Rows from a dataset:
BEGIN
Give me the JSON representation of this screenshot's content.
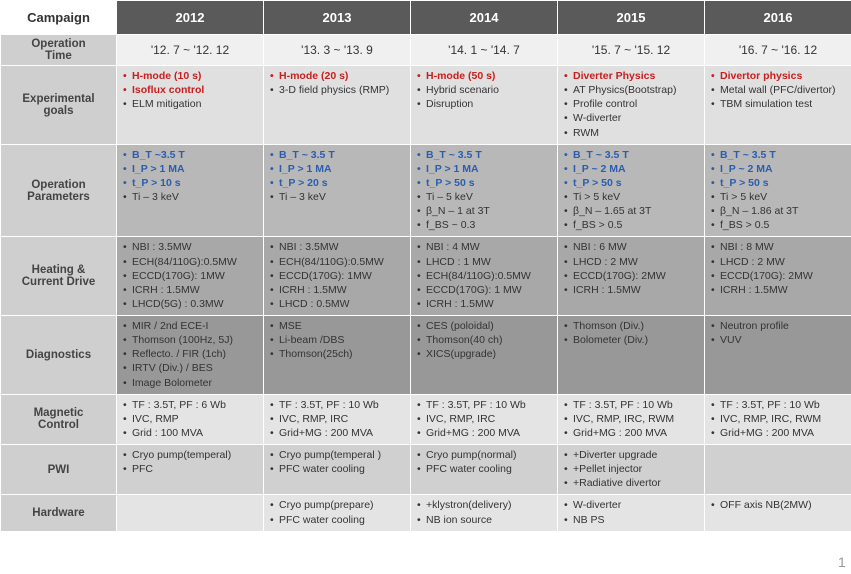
{
  "headers": {
    "rowLabel": "Campaign",
    "years": [
      "2012",
      "2013",
      "2014",
      "2015",
      "2016"
    ]
  },
  "rows": [
    {
      "label": "Operation Time",
      "cls": "row-opTime",
      "op": true,
      "cells": [
        "'12. 7  ~ '12. 12",
        "'13. 3  ~ '13. 9",
        "'14. 1  ~ '14. 7",
        "'15. 7  ~ '15. 12",
        "'16. 7  ~ '16. 12"
      ]
    },
    {
      "label": "Experimental goals",
      "cls": "row-goals",
      "cells": [
        [
          [
            "H-mode (10 s)",
            "red"
          ],
          [
            "Isoflux control",
            "red"
          ],
          [
            "ELM mitigation",
            ""
          ]
        ],
        [
          [
            "H-mode (20 s)",
            "red"
          ],
          [
            "3-D field physics (RMP)",
            ""
          ]
        ],
        [
          [
            "H-mode (50 s)",
            "red"
          ],
          [
            "Hybrid scenario",
            ""
          ],
          [
            "Disruption",
            ""
          ]
        ],
        [
          [
            "Diverter Physics",
            "red"
          ],
          [
            "AT Physics(Bootstrap)",
            ""
          ],
          [
            "Profile control",
            ""
          ],
          [
            "W-diverter",
            ""
          ],
          [
            "RWM",
            ""
          ]
        ],
        [
          [
            "Divertor physics",
            "red"
          ],
          [
            "Metal wall (PFC/divertor)",
            ""
          ],
          [
            "TBM simulation test",
            ""
          ]
        ]
      ]
    },
    {
      "label": "Operation Parameters",
      "cls": "row-params",
      "cells": [
        [
          [
            "B_T ~3.5 T",
            "blue"
          ],
          [
            "I_P > 1 MA",
            "blue"
          ],
          [
            "t_P > 10 s",
            "blue"
          ],
          [
            "Ti – 3 keV",
            ""
          ]
        ],
        [
          [
            "B_T ~ 3.5 T",
            "blue"
          ],
          [
            "I_P > 1 MA",
            "blue"
          ],
          [
            "t_P > 20 s",
            "blue"
          ],
          [
            "Ti – 3 keV",
            ""
          ]
        ],
        [
          [
            "B_T ~ 3.5 T",
            "blue"
          ],
          [
            "I_P > 1 MA",
            "blue"
          ],
          [
            "t_P > 50 s",
            "blue"
          ],
          [
            "Ti – 5 keV",
            ""
          ],
          [
            "β_N – 1  at 3T",
            ""
          ],
          [
            "f_BS ~ 0.3",
            ""
          ]
        ],
        [
          [
            "B_T ~ 3.5 T",
            "blue"
          ],
          [
            "I_P ~ 2 MA",
            "blue"
          ],
          [
            "t_P > 50 s",
            "blue"
          ],
          [
            "Ti > 5 keV",
            ""
          ],
          [
            "β_N – 1.65 at 3T",
            ""
          ],
          [
            "f_BS > 0.5",
            ""
          ]
        ],
        [
          [
            "B_T ~ 3.5 T",
            "blue"
          ],
          [
            "I_P ~ 2 MA",
            "blue"
          ],
          [
            "t_P > 50 s",
            "blue"
          ],
          [
            "Ti > 5 keV",
            ""
          ],
          [
            "β_N – 1.86 at 3T",
            ""
          ],
          [
            "f_BS > 0.5",
            ""
          ]
        ]
      ]
    },
    {
      "label": "Heating & Current Drive",
      "cls": "row-heating",
      "cells": [
        [
          [
            "NBI : 3.5MW",
            ""
          ],
          [
            "ECH(84/110G):0.5MW",
            ""
          ],
          [
            "ECCD(170G): 1MW",
            ""
          ],
          [
            "ICRH : 1.5MW",
            ""
          ],
          [
            "LHCD(5G) : 0.3MW",
            ""
          ]
        ],
        [
          [
            "NBI : 3.5MW",
            ""
          ],
          [
            "ECH(84/110G):0.5MW",
            ""
          ],
          [
            "ECCD(170G): 1MW",
            ""
          ],
          [
            "ICRH : 1.5MW",
            ""
          ],
          [
            "LHCD : 0.5MW",
            ""
          ]
        ],
        [
          [
            "NBI : 4 MW",
            ""
          ],
          [
            "LHCD : 1 MW",
            ""
          ],
          [
            "ECH(84/110G):0.5MW",
            ""
          ],
          [
            "ECCD(170G): 1 MW",
            ""
          ],
          [
            "ICRH : 1.5MW",
            ""
          ]
        ],
        [
          [
            "NBI : 6 MW",
            ""
          ],
          [
            "LHCD : 2 MW",
            ""
          ],
          [
            "ECCD(170G): 2MW",
            ""
          ],
          [
            "ICRH : 1.5MW",
            ""
          ]
        ],
        [
          [
            "NBI : 8 MW",
            ""
          ],
          [
            "LHCD : 2 MW",
            ""
          ],
          [
            "ECCD(170G): 2MW",
            ""
          ],
          [
            "ICRH : 1.5MW",
            ""
          ]
        ]
      ]
    },
    {
      "label": "Diagnostics",
      "cls": "row-diag",
      "cells": [
        [
          [
            "MIR / 2nd ECE-I",
            ""
          ],
          [
            "Thomson (100Hz, 5J)",
            ""
          ],
          [
            "Reflecto. / FIR (1ch)",
            ""
          ],
          [
            "IRTV (Div.) / BES",
            ""
          ],
          [
            "Image Bolometer",
            ""
          ]
        ],
        [
          [
            "MSE",
            ""
          ],
          [
            "Li-beam /DBS",
            ""
          ],
          [
            "Thomson(25ch)",
            ""
          ]
        ],
        [
          [
            "CES (poloidal)",
            ""
          ],
          [
            "Thomson(40 ch)",
            ""
          ],
          [
            "XICS(upgrade)",
            ""
          ]
        ],
        [
          [
            "Thomson (Div.)",
            ""
          ],
          [
            "Bolometer (Div.)",
            ""
          ]
        ],
        [
          [
            "Neutron profile",
            ""
          ],
          [
            "VUV",
            ""
          ]
        ]
      ]
    },
    {
      "label": "Magnetic Control",
      "cls": "row-mag",
      "cells": [
        [
          [
            "TF : 3.5T, PF : 6 Wb",
            ""
          ],
          [
            "IVC, RMP",
            ""
          ],
          [
            "Grid : 100 MVA",
            ""
          ]
        ],
        [
          [
            "TF : 3.5T, PF : 10 Wb",
            ""
          ],
          [
            "IVC, RMP, IRC",
            ""
          ],
          [
            "Grid+MG : 200 MVA",
            ""
          ]
        ],
        [
          [
            "TF : 3.5T, PF : 10 Wb",
            ""
          ],
          [
            "IVC, RMP, IRC",
            ""
          ],
          [
            "Grid+MG : 200 MVA",
            ""
          ]
        ],
        [
          [
            "TF : 3.5T, PF : 10 Wb",
            ""
          ],
          [
            "IVC, RMP, IRC, RWM",
            ""
          ],
          [
            "Grid+MG : 200 MVA",
            ""
          ]
        ],
        [
          [
            "TF : 3.5T, PF : 10 Wb",
            ""
          ],
          [
            "IVC, RMP, IRC, RWM",
            ""
          ],
          [
            "Grid+MG : 200 MVA",
            ""
          ]
        ]
      ]
    },
    {
      "label": "PWI",
      "cls": "row-pwi",
      "cells": [
        [
          [
            "Cryo pump(temperal)",
            ""
          ],
          [
            "PFC",
            ""
          ]
        ],
        [
          [
            "Cryo pump(temperal )",
            ""
          ],
          [
            "PFC water cooling",
            ""
          ]
        ],
        [
          [
            "Cryo pump(normal)",
            ""
          ],
          [
            "PFC water cooling",
            ""
          ]
        ],
        [
          [
            "+Diverter upgrade",
            ""
          ],
          [
            "+Pellet injector",
            ""
          ],
          [
            "+Radiative divertor",
            ""
          ]
        ],
        []
      ]
    },
    {
      "label": "Hardware",
      "cls": "row-hw",
      "cells": [
        [],
        [
          [
            "Cryo pump(prepare)",
            ""
          ],
          [
            "PFC water cooling",
            ""
          ]
        ],
        [
          [
            "+klystron(delivery)",
            ""
          ],
          [
            "NB ion source",
            ""
          ]
        ],
        [
          [
            "W-diverter",
            ""
          ],
          [
            "NB PS",
            ""
          ]
        ],
        [
          [
            "OFF axis NB(2MW)",
            ""
          ]
        ]
      ]
    }
  ],
  "pageNumber": "1"
}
END
* _What the task requires_
Pull out all lines containing "Operation".

* _Result for this exercise_
      "label": "Operation Time",
      "label": "Operation Parameters",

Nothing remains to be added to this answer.